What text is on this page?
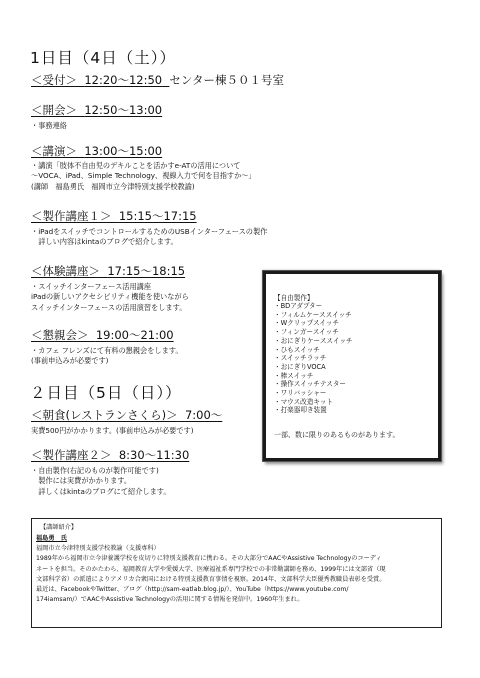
1日目（4日（土））
＜受付＞ 12:20〜12:50 センター棟５０１号室
＜開会＞ 12:50〜13:00
・事務連絡
＜講演＞ 13:00〜15:00
・講演「肢体不自由児のデキルことを活かすe-ATの活用について
〜VOCA、iPad、Simple Technology、視線入力で何を目指すか〜」
(講師　福島勇氏　福岡市立今津特別支援学校教諭)
＜製作講座１＞ 15:15〜17:15
・iPadをスイッチでコントロールするためのUSBインターフェースの製作
　詳しい内容はkintaのブログで紹介します。
＜体験講座＞ 17:15〜18:15
・スイッチインターフェース活用講座
iPadの新しいアクセシビリティ機能を使いながら
スイッチインターフェースの活用演習をします。
＜懇親会＞ 19:00〜21:00
・カフェ フレンズにて有料の懇親会をします。
(事前申込みが必要です)
２日目（5日（日））
＜朝食(レストランさくら)＞ 7:00〜
実費500円がかかります。(事前申込みが必要です)
＜製作講座２＞ 8:30〜11:30
・自由製作(右記のものが製作可能です)
　製作には実費がかかります。
　詳しくはkintaのブログにて紹介します。
【自由製作】
・BDアダプター
・フィルムケーススイッチ
・Wクリップスイッチ
・フィンガースイッチ
・おにぎりケーススイッチ
・ひもスイッチ
・スイッチラッチ
・おにぎりVOCA
・棒スイッチ
・操作スイッチテスター
・ワリバッシャー
・マウス改造キット
・打楽器叩き装置
一部、数に限りのあるものがあります。
【講師紹介】
福島勇　氏
福岡市立今津特別支援学校教諭（支援専科）
1989年から福岡市立今津養護学校を皮切りに特別支援教育に携わる。その大部分でAACやAssistive Technologyのコーディ
ネートを担当。そのかたわら、福岡教育大学や愛媛大学、医療福祉系専門学校での非常勤講師を務め、1999年には文部省（現
文部科学省）の派遣によりアメリカ合衆国における特別支援教育事情を視察。2014年、文部科学大臣優秀教職員表彰を受賞。
最近は、FacebookやTwitter、ブログ（http://sam-eatlab.blog.jp/）、YouTube（https://www.youtube.com/
174iamsam/）でAACやAssistive Technologyの活用に関する情報を発信中。1960年生まれ。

☆ ☆ ☆

### YOUR OBJECTIVE
Set the pictures aside and transcribe the data above exactly.

### TASK OUTPUT
What text is on this page?
1日目（4日（土））
＜受付＞ 12:20〜12:50 センター棟５０１号室
＜開会＞ 12:50〜13:00
・事務連絡
＜講演＞ 13:00〜15:00
・講演「肢体不自由児のデキルことを活かすe-ATの活用について
〜VOCA、iPad、Simple Technology、視線入力で何を目指すか〜」
(講師　福島勇氏　福岡市立今津特別支援学校教諭)
＜製作講座１＞ 15:15〜17:15
・iPadをスイッチでコントロールするためのUSBインターフェースの製作
　詳しい内容はkintaのブログで紹介します。
＜体験講座＞ 17:15〜18:15
・スイッチインターフェース活用講座
iPadの新しいアクセシビリティ機能を使いながら
スイッチインターフェースの活用演習をします。
＜懇親会＞ 19:00〜21:00
・カフェ フレンズにて有料の懇親会をします。
(事前申込みが必要です)
２日目（5日（日））
＜朝食(レストランさくら)＞ 7:00〜
実費500円がかかります。(事前申込みが必要です)
＜製作講座２＞ 8:30〜11:30
・自由製作(右記のものが製作可能です)
　製作には実費がかかります。
　詳しくはkintaのブログにて紹介します。
【自由製作】
・BDアダプター
・フィルムケーススイッチ
・Wクリップスイッチ
・フィンガースイッチ
・おにぎりケーススイッチ
・ひもスイッチ
・スイッチラッチ
・おにぎりVOCA
・棒スイッチ
・操作スイッチテスター
・ワリバッシャー
・マウス改造キット
・打楽器叩き装置
一部、数に限りのあるものがあります。
【講師紹介】
福島勇　氏
福岡市立今津特別支援学校教諭（支援専科）
1989年から福岡市立今津養護学校を皮切りに特別支援教育に携わる。その大部分でAACやAssistive Technologyのコーディ
ネートを担当。そのかたわら、福岡教育大学や愛媛大学、医療福祉系専門学校での非常勤講師を務め、1999年には文部省（現
文部科学省）の派遣によりアメリカ合衆国における特別支援教育事情を視察。2014年、文部科学大臣優秀教職員表彰を受賞。
最近は、FacebookやTwitter、ブログ（http://sam-eatlab.blog.jp/）、YouTube（https://www.youtube.com/
174iamsam/）でAACやAssistive Technologyの活用に関する情報を発信中。1960年生まれ。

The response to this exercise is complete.